I have always been a nerd and a geek. There may have been a time, very, very early on where I wasn’t interested in learning and knowing things, but I certainly can’t remember it. I grew up watching 3-2-1 Contact, Square One, Mr. Wizard, and documentaries on PBS in addition to my Saturday morning and after-school cartoons. I had Barbie and My Little Pony but I also played He-Man, G.I. Joe, and Transformers with my brother, and I used my Speak & Spell so much that I wore out the laminate on some of the keys. I wrote my first computer program in BASIC when I was 10 or 11 and I have been playing video games since the Atari came out. Admittedly, I hated math until I got into Calculus because I found applied math either boring, easy, or both depending on the class, but when I discovered abstract math it was love at first sight and I was just as happy in college writing research papers on Computer Science theory as I was writing literary analysis.

Growing up, it was hit-or-miss whether I’d be in the gender-minority for a given environment:

  • In middle school I was the only girl in fencing the first year it was offered, but one of at least a dozen in shop class.
  • In high school I was one of around four girls and the only sophomore in AP Physics, but my AP Calculus class was essentially an even split.
  • In college I was frequently one of a handful of women in my undergraduate CS classes but my Chemistry labs had more women than men.
  • At my current company I have been: one of two women on the Software Team, the only woman, one of four women, one of six women, and now I’m one of three women but the only female developer.

A run of records
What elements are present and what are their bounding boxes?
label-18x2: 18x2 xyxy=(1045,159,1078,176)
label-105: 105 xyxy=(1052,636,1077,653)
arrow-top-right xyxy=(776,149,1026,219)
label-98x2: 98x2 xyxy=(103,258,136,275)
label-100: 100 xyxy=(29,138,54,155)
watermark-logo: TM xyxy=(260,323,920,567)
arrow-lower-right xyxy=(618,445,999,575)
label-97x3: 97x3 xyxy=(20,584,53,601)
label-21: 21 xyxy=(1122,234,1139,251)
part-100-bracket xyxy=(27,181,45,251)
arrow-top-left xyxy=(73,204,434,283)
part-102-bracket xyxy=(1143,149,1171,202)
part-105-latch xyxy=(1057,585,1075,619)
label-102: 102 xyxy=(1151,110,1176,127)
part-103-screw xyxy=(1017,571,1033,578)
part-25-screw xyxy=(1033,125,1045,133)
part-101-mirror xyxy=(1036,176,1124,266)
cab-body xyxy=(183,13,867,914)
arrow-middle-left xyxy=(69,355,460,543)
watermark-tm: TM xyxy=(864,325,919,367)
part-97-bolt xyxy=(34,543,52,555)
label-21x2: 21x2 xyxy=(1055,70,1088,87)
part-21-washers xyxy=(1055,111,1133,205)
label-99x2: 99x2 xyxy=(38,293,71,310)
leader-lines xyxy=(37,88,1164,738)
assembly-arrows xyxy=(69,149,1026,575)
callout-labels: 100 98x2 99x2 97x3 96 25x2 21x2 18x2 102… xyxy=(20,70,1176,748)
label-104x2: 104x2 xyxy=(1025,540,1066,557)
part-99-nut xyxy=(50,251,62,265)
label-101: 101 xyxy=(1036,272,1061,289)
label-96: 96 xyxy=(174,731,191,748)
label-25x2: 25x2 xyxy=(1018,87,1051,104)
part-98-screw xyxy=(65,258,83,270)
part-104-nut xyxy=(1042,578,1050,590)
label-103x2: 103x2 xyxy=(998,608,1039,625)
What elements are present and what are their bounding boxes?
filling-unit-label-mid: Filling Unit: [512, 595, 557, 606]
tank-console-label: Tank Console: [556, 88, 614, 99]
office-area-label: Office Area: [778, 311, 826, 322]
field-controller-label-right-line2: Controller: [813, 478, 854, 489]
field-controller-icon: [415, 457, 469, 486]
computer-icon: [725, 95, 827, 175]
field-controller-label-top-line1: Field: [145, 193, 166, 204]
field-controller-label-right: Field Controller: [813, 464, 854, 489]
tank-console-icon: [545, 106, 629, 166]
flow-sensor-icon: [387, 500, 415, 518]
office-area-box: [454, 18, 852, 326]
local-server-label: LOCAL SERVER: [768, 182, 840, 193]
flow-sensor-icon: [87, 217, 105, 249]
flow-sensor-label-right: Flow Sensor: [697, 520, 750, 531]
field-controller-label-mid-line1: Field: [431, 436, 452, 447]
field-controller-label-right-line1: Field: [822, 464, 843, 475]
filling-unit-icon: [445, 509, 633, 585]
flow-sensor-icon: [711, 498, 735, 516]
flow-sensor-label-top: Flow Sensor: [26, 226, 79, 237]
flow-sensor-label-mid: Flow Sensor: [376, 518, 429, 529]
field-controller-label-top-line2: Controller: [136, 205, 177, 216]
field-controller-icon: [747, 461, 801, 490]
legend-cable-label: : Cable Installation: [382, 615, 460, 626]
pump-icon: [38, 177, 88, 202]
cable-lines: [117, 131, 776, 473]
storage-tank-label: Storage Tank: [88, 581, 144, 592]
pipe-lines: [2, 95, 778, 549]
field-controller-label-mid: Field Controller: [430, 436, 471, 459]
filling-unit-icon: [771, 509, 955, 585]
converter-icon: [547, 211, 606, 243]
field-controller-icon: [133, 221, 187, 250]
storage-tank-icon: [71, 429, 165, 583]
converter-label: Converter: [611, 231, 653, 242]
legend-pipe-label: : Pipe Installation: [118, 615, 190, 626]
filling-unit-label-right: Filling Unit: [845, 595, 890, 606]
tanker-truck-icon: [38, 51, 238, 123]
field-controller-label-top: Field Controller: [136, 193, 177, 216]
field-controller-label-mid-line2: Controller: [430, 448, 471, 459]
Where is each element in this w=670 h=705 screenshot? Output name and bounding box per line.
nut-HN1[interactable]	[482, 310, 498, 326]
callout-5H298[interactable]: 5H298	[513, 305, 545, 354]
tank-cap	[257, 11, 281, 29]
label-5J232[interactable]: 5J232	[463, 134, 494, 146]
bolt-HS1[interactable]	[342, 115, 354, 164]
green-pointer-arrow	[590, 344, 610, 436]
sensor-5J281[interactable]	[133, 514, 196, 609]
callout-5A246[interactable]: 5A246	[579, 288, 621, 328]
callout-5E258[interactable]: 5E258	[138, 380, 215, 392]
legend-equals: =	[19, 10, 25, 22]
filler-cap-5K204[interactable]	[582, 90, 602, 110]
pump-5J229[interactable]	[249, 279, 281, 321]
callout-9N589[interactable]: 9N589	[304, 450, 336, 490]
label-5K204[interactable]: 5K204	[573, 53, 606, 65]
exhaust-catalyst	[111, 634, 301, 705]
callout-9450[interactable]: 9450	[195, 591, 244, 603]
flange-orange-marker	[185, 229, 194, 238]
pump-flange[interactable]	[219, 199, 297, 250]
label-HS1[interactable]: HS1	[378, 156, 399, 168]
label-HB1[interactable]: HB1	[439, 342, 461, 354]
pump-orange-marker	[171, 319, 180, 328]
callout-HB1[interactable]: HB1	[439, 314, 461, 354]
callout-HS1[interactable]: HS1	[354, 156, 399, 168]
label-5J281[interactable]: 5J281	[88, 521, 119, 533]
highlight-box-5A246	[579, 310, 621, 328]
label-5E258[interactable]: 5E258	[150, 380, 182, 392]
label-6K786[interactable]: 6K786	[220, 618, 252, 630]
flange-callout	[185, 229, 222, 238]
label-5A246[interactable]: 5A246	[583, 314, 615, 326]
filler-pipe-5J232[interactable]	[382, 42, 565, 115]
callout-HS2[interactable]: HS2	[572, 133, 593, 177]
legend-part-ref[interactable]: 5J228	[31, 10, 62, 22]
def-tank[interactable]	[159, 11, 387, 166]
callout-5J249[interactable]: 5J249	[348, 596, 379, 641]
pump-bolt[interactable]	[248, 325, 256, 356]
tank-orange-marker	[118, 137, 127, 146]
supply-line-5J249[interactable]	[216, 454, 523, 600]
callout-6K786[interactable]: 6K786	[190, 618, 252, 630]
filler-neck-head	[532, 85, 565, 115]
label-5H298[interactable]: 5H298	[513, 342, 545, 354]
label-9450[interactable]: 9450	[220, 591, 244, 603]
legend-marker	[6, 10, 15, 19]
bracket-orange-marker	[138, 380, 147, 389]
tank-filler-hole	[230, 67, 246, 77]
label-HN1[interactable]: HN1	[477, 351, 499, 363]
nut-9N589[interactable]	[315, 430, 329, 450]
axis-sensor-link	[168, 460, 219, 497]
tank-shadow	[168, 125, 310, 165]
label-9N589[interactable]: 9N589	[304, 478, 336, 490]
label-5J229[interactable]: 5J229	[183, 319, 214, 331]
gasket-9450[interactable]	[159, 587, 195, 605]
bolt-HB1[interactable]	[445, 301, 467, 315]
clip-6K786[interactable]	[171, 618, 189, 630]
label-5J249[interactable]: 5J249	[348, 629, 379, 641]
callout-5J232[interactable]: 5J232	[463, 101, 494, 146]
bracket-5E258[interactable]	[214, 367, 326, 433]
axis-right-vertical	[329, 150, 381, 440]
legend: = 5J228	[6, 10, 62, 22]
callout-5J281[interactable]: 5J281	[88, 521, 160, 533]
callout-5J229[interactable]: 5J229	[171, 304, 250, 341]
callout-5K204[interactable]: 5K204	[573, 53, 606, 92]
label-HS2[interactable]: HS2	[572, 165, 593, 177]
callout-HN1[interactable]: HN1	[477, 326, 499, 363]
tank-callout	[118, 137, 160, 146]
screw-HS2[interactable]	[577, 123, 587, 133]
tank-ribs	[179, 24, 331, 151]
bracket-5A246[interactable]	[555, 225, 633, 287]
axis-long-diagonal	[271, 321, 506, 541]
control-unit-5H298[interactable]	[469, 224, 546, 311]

STATED EXERCISE 1 –
In the passage about growing up as a geek, repeat the words starting at "Growing up, it" and ending at "only female developer.".
STATED EXERCISE 2 –
Answer these from the passage about growing up as a geek:
(a) In what language was the writer's first computer program written?
(b) In AP Physics, what made the writer the only one of their kind besides being one of around four girls?
(c) Which college classes had more women than men?

OUTPUT 1 –
Growing up, it was hit-or-miss whether I’d be in the gender-minority for a given environment:

  • In middle school I was the only girl in fencing the first year it was offered, but one of at least a dozen in shop class.
  • In high school I was one of around four girls and the only sophomore in AP Physics, but my AP Calculus class was essentially an even split.
  • In college I was frequently one of a handful of women in my undergraduate CS classes but my Chemistry labs had more women than men.
  • At my current company I have been: one of two women on the Software Team, the only woman, one of four women, one of six women, and now I’m one of three women but the only female developer.

OUTPUT 2 –
(a) BASIC
(b) The writer was the only sophomore.
(c) The Chemistry labs